====== Texto proporcionado

Superficies e intersticios: del agua, en la sonoridad de una línea

Las superficies son la piel del mundo, así como la piel misma es una superficie: aquello con lo que cada cosa –cualquiera- se dona al contacto, a los otros, a todos y se comprende, se hace, a sí mismo. Todo tiene una superficie, se muestra y hace figura entre los límites que ésta le otorga, con ella se cuida y se expone, desde ella propone los tactos y las aprehensiones. Las superficies son exterioridad, lo que se exhibe, se hiere o deteriora, se roza o toca. Sobre superficies vivimos y dibujamos, escribimos o leemos, bailamos, a veces simplemente nos echamos a presenciar, a esperar, a escuchar.

Las superficies de Magdalena Fernández son, además de una piel, un proyecto y un recorrido, en el que nos muestra y figura su modo de comprender y hacer “obras”. Un modo reflexivo que se pregunta, a la vez, por el arte y sus medios, por sus formas de hacerse presencia, por la naturaleza, la existencia, el mundo de significaciones que nos conforman, que elaboramos. Al igual que una piel, estas superficies recubren y dan contorno a un cuerpo de problemas y preguntas plásticas –en continuo devenir, cambiantes- que tienen que ver con la mirada y el espacio, y con las maneras como ambos –mirada y espacio- transforman nuestra aprehensión y comprensión de lo que nos rodea y lo que somos, de lo que somos en lo que nos rodea.

En este sentido, Superficies da concreción a un universo simbólico que es, simultáneamente, discurso y construcción (para la mirada, para el estar siendo). Discurso (en la mirada) y construcción (en el espacio) son los dos ejes de esta piel que, diciéndose, se transforma continuamente. Por una parte, constituyen un discurso de la mirada en el que no se hace presencia una imagen sino, por el contrario, su resto: aquello que la imagen retira y que es, a la vez, su retiro (su ausencia y fisura, su protección). Un discurso que nos habla de lo que funda y hace la imagen, de sus pliegues y solicitudes, y cuyo decir es la inversión de la imagen en la experiencia fáctica que la fisura, que la hace un siendo y no una figura. Por la otra, construyen –en el espacio- un evento. Gracias a él reconocemos cómo nuestros recorridos y nuestras experiencias son el lugar, la forma y el “espacio abierto” para cualquier imagen posible. Discurso y construcción de una suerte de lugar de ignorancia que acompasa el exceso de interpretaciones y afirmaciones a que estamos acostumbrados, entramándolas en un tiempo rítmico –sensual y discontinuo-, disminuyendo su intensidad, modificando su timbre, silenciándolas, disimulándolas. Un lugar de ignorancia en el que ocurre algo distinto a la obra; ocurre su potencia que convoca otras miradas, unas que no se hacen en figuras sino entre sus quiebres, en las modulaciones de su recorrido, en su silencio: un parpadeo.

============
====== Datos

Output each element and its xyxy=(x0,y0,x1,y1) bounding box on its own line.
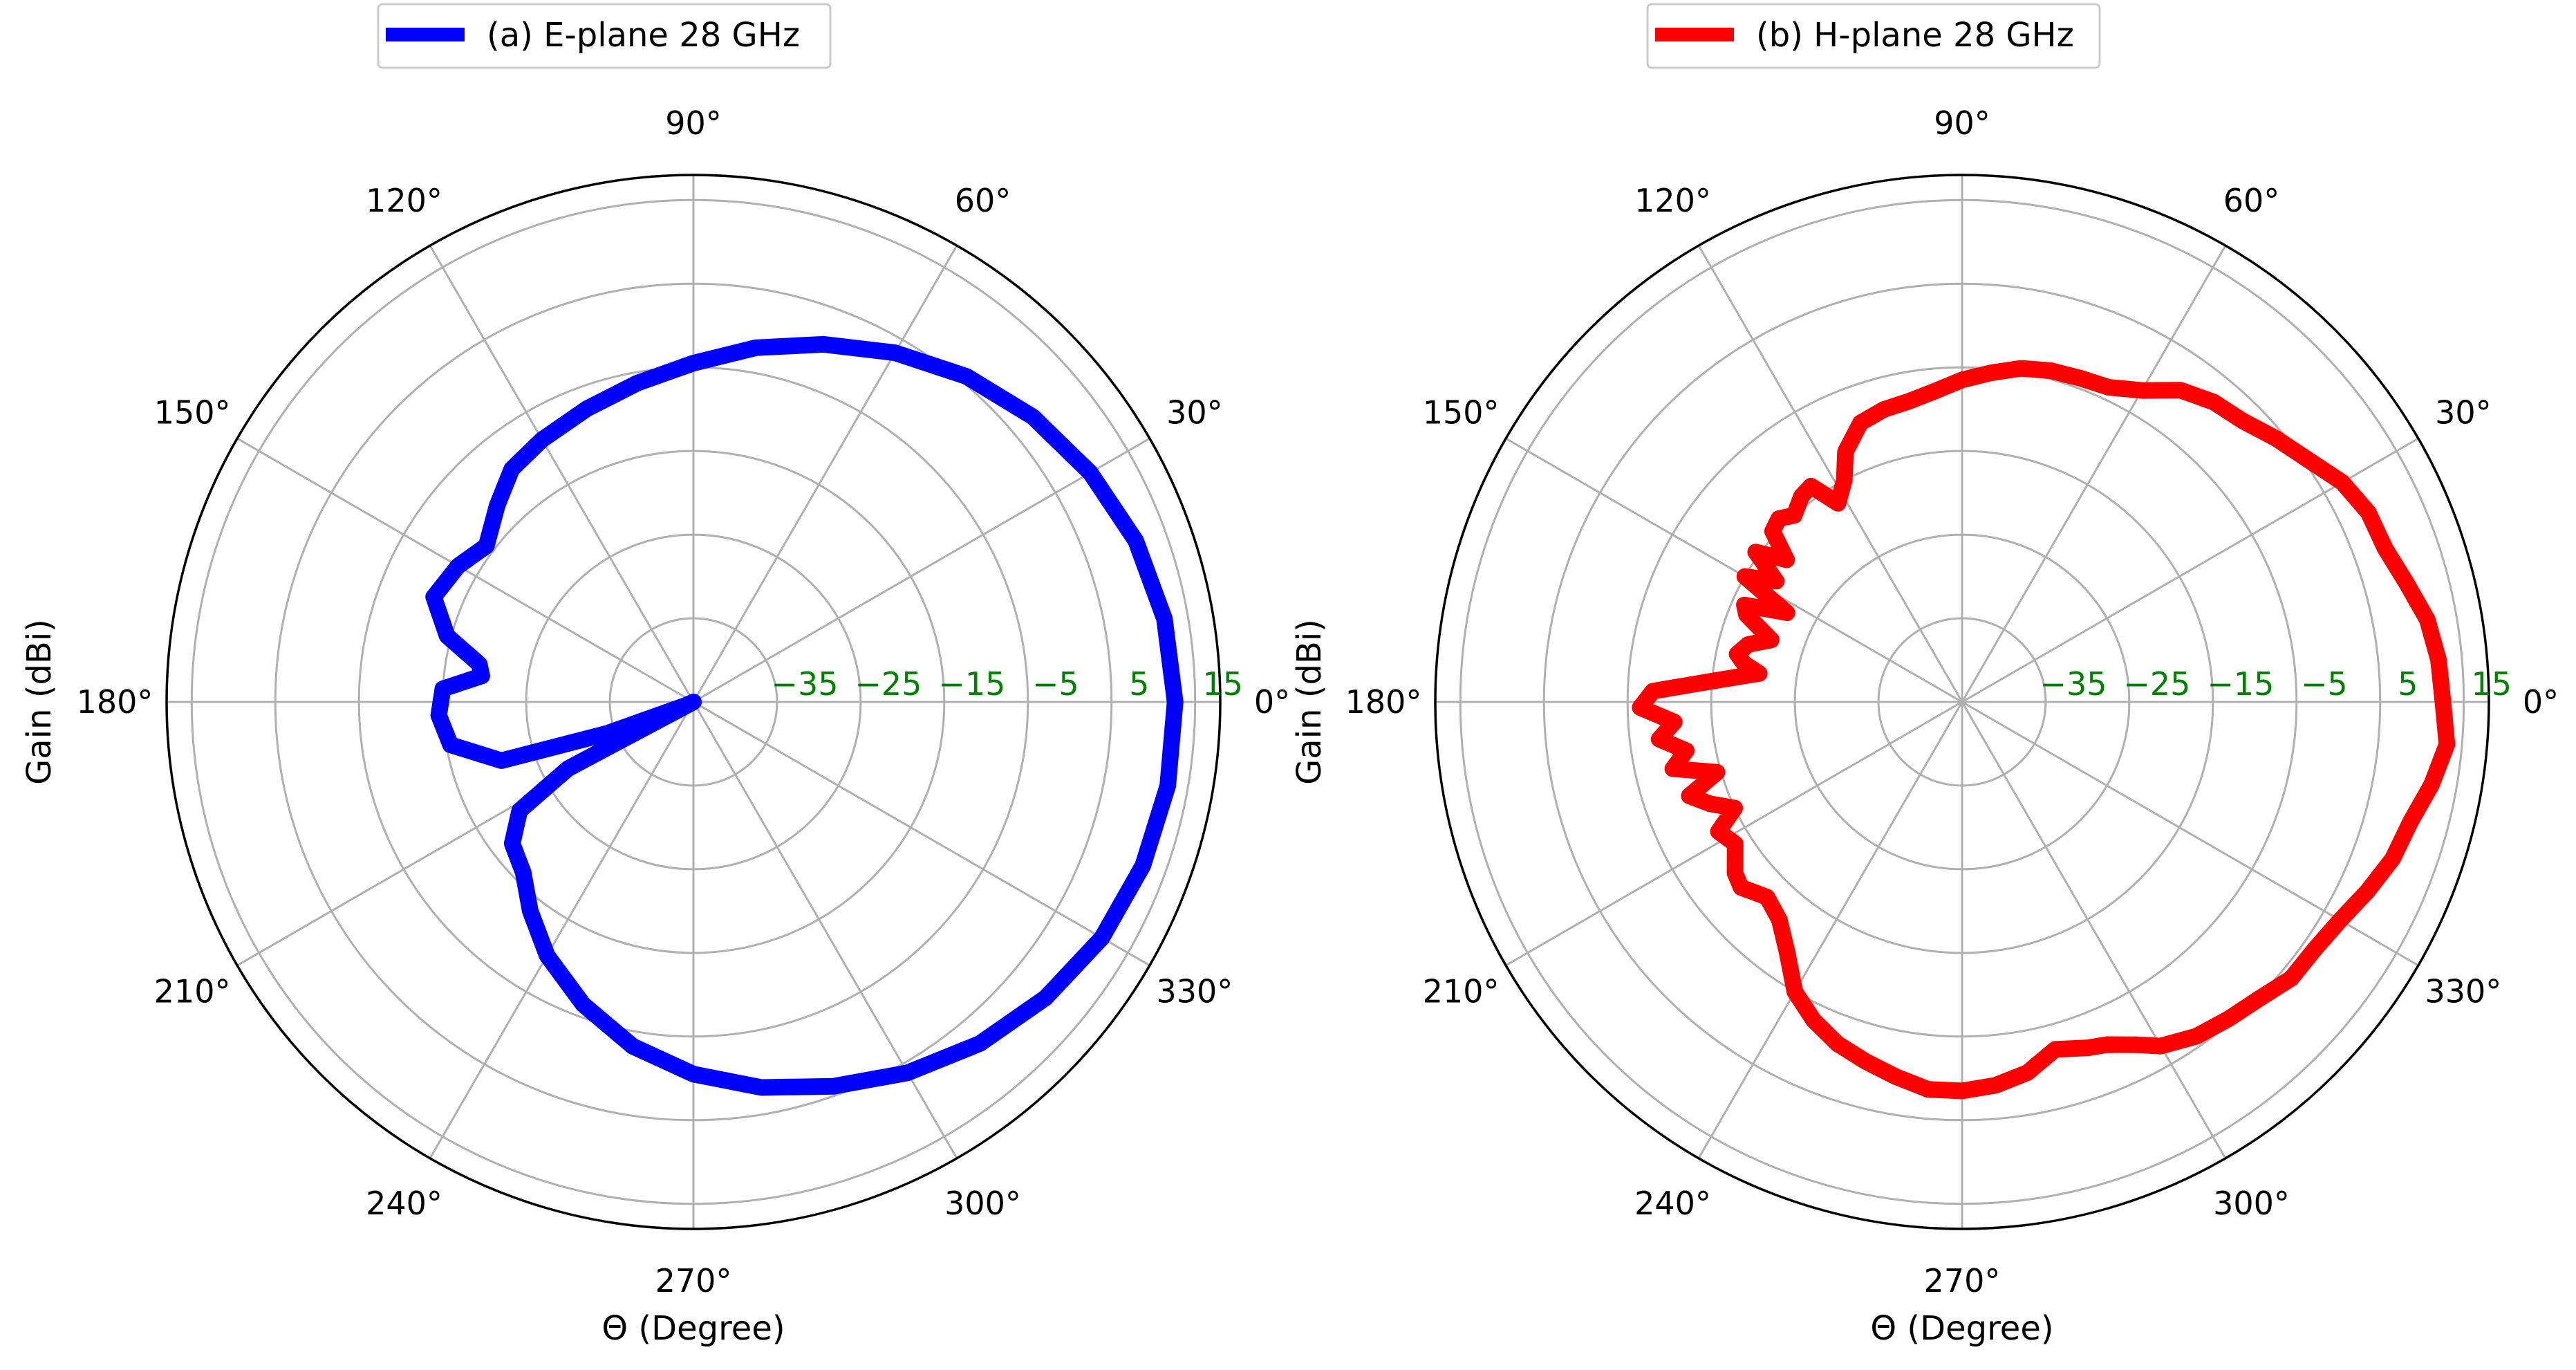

============

◆ **Qué hacer**:
Responde estas preguntas sobre el texto proporcionado:
(a) Según la primera oración, ¿qué son las superficies respecto del mundo?
(b) ¿Cuáles son los dos ejes de la piel de Superficies y en qué se da cada uno?
(c) ¿Qué se construye en el espacio, según el último párrafo?

◆ **Respuesta**:
(a) Son la piel del mundo.
(b) El discurso, que se da en la mirada, y la construcción, que se da en el espacio.
(c) Se construye un evento.